_Directions_
Your task is to find every line of the data that holds the string "disease" and copy it.

_Data to process_
··········

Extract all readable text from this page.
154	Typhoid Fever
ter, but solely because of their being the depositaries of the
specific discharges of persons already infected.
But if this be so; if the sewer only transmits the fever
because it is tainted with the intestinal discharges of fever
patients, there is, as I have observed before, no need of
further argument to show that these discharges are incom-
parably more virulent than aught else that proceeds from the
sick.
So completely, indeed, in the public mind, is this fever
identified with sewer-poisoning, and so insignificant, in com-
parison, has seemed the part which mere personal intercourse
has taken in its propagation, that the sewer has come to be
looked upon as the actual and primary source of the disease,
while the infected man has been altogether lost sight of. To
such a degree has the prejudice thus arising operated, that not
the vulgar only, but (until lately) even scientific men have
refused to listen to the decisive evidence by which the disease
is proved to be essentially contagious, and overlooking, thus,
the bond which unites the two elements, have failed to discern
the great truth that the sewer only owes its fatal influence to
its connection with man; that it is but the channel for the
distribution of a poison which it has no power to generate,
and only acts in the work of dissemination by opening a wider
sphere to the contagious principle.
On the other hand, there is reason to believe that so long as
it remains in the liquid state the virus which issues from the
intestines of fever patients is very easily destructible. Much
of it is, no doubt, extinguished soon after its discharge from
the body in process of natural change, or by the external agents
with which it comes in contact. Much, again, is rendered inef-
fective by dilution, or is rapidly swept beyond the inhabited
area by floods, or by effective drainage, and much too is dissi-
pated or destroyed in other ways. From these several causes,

··········

_Task answer_
looked upon as the actual and primary source of the disease,
refused to listen to the decisive evidence by which the disease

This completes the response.